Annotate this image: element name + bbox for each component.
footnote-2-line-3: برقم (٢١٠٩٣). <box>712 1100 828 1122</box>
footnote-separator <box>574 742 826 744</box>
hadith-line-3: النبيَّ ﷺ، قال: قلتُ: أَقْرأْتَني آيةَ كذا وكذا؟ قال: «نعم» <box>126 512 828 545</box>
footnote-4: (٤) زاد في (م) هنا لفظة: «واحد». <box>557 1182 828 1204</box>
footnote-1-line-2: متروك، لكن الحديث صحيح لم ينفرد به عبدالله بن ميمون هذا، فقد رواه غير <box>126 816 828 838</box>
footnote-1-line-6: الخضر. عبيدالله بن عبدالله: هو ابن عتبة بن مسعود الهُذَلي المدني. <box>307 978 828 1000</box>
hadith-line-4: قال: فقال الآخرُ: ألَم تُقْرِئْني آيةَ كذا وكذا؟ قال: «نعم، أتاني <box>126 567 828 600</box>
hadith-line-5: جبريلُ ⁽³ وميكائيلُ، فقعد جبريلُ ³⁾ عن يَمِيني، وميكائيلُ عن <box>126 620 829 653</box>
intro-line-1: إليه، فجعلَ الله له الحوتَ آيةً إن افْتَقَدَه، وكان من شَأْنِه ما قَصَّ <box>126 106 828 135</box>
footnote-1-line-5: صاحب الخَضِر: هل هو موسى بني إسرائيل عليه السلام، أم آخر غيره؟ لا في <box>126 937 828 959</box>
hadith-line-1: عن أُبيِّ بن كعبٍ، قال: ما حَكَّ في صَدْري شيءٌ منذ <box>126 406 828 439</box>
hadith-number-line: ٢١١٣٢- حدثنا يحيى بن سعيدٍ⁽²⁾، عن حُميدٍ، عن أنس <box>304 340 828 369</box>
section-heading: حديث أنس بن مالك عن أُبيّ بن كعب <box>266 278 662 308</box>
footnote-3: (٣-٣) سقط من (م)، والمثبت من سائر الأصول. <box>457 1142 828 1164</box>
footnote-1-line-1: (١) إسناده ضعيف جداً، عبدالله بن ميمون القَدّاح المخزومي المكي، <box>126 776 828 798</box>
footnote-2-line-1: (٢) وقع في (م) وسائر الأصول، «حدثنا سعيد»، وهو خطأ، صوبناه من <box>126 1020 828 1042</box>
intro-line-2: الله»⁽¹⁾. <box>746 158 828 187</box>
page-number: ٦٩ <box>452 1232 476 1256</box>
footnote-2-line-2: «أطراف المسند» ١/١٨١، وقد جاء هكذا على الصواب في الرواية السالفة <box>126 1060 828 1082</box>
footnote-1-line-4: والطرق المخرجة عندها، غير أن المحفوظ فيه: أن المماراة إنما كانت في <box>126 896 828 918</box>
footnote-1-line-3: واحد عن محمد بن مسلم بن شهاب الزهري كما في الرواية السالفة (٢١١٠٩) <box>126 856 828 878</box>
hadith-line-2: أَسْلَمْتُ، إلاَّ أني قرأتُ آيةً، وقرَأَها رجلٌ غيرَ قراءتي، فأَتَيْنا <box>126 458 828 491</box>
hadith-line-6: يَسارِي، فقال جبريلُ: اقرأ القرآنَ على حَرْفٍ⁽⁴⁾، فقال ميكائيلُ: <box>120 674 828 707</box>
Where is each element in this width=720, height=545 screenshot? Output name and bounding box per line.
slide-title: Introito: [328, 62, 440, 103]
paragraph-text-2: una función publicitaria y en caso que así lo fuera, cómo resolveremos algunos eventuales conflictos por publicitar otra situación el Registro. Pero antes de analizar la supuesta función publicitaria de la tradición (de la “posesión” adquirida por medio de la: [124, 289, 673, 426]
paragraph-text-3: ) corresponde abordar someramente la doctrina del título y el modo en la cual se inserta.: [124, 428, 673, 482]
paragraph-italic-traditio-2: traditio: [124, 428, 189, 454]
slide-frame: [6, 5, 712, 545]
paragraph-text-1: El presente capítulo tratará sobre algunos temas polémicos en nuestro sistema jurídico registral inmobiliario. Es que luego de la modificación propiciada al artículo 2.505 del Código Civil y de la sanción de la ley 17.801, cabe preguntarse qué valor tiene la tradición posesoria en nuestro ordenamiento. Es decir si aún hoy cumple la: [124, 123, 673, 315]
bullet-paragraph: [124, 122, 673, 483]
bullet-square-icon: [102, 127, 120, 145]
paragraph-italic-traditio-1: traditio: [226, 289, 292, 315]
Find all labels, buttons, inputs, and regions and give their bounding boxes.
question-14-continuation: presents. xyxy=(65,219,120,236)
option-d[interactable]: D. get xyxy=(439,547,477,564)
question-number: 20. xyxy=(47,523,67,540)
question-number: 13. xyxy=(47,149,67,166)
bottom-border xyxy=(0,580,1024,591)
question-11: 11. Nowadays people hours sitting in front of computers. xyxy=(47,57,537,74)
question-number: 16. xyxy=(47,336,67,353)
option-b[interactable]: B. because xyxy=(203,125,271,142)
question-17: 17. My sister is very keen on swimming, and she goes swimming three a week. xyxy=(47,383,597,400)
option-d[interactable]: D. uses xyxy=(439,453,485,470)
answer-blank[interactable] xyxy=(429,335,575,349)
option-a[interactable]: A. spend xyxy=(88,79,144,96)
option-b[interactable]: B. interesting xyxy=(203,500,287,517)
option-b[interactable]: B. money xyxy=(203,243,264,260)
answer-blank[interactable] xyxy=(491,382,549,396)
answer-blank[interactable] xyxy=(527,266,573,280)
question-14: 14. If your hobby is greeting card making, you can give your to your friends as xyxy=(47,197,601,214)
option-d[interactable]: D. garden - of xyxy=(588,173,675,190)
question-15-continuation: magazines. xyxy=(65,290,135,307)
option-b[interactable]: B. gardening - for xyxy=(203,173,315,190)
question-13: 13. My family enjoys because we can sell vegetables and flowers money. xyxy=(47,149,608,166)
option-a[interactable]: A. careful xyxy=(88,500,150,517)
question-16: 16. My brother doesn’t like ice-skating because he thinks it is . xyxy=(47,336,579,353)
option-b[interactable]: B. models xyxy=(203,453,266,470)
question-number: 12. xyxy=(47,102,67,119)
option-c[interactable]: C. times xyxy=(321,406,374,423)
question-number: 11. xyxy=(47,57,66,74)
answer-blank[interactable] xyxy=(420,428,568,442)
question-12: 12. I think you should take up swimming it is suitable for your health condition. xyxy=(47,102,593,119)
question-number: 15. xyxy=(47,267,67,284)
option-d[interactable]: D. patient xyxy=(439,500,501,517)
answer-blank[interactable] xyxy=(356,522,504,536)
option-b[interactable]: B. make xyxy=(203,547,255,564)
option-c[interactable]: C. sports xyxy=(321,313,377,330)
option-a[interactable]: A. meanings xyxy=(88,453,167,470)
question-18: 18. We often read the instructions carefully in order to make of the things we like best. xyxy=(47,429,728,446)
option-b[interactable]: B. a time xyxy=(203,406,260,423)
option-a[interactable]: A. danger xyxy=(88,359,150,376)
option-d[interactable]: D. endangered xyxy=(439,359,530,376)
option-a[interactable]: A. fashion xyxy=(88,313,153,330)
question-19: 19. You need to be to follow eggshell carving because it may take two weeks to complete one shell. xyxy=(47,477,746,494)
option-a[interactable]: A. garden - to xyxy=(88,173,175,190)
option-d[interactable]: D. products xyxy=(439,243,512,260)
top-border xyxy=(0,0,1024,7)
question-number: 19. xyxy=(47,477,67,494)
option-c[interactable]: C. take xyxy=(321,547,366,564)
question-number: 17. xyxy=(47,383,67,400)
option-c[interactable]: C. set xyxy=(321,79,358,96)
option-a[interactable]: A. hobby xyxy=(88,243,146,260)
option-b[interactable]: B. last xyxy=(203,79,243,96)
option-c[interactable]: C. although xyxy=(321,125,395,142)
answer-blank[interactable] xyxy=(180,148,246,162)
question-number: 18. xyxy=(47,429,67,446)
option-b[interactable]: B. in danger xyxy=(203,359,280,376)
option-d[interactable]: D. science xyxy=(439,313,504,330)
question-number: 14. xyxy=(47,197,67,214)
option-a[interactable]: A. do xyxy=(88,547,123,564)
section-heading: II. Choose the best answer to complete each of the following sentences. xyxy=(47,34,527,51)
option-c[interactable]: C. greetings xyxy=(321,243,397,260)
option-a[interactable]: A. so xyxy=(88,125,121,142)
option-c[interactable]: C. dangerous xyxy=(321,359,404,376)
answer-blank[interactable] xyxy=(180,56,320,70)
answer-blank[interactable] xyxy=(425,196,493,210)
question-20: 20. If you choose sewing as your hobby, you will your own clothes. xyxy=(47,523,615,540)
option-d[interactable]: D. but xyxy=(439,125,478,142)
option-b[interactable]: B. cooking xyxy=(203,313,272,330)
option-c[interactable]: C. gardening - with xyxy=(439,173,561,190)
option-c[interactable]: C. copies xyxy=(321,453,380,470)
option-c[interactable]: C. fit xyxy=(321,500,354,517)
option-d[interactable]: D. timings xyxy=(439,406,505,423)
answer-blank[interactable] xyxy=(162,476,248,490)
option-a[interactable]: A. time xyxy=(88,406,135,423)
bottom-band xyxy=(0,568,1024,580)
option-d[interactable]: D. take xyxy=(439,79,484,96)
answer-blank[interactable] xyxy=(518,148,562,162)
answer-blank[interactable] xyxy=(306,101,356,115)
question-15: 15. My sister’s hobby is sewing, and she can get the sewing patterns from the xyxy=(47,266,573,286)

Description of the task -
Reproduce the material word for word, from its first line through the line containing "1060 828 1082</box>", both included.

Response to the task -
Annotate this image: element name + bbox for each component.
footnote-2-line-3: برقم (٢١٠٩٣). <box>712 1100 828 1122</box>
footnote-separator <box>574 742 826 744</box>
hadith-line-3: النبيَّ ﷺ، قال: قلتُ: أَقْرأْتَني آيةَ كذا وكذا؟ قال: «نعم» <box>126 512 828 545</box>
footnote-4: (٤) زاد في (م) هنا لفظة: «واحد». <box>557 1182 828 1204</box>
footnote-1-line-2: متروك، لكن الحديث صحيح لم ينفرد به عبدالله بن ميمون هذا، فقد رواه غير <box>126 816 828 838</box>
footnote-1-line-6: الخضر. عبيدالله بن عبدالله: هو ابن عتبة بن مسعود الهُذَلي المدني. <box>307 978 828 1000</box>
hadith-line-4: قال: فقال الآخرُ: ألَم تُقْرِئْني آيةَ كذا وكذا؟ قال: «نعم، أتاني <box>126 567 828 600</box>
hadith-line-5: جبريلُ ⁽³ وميكائيلُ، فقعد جبريلُ ³⁾ عن يَمِيني، وميكائيلُ عن <box>126 620 829 653</box>
intro-line-1: إليه، فجعلَ الله له الحوتَ آيةً إن افْتَقَدَه، وكان من شَأْنِه ما قَصَّ <box>126 106 828 135</box>
footnote-1-line-5: صاحب الخَضِر: هل هو موسى بني إسرائيل عليه السلام، أم آخر غيره؟ لا في <box>126 937 828 959</box>
hadith-line-1: عن أُبيِّ بن كعبٍ، قال: ما حَكَّ في صَدْري شيءٌ منذ <box>126 406 828 439</box>
hadith-number-line: ٢١١٣٢- حدثنا يحيى بن سعيدٍ⁽²⁾، عن حُميدٍ، عن أنس <box>304 340 828 369</box>
section-heading: حديث أنس بن مالك عن أُبيّ بن كعب <box>266 278 662 308</box>
footnote-3: (٣-٣) سقط من (م)، والمثبت من سائر الأصول. <box>457 1142 828 1164</box>
footnote-1-line-1: (١) إسناده ضعيف جداً، عبدالله بن ميمون القَدّاح المخزومي المكي، <box>126 776 828 798</box>
footnote-2-line-1: (٢) وقع في (م) وسائر الأصول، «حدثنا سعيد»، وهو خطأ، صوبناه من <box>126 1020 828 1042</box>
intro-line-2: الله»⁽¹⁾. <box>746 158 828 187</box>
page-number: ٦٩ <box>452 1232 476 1256</box>
footnote-2-line-2: «أطراف المسند» ١/١٨١، وقد جاء هكذا على الصواب في الرواية السالفة <box>126 1060 828 1082</box>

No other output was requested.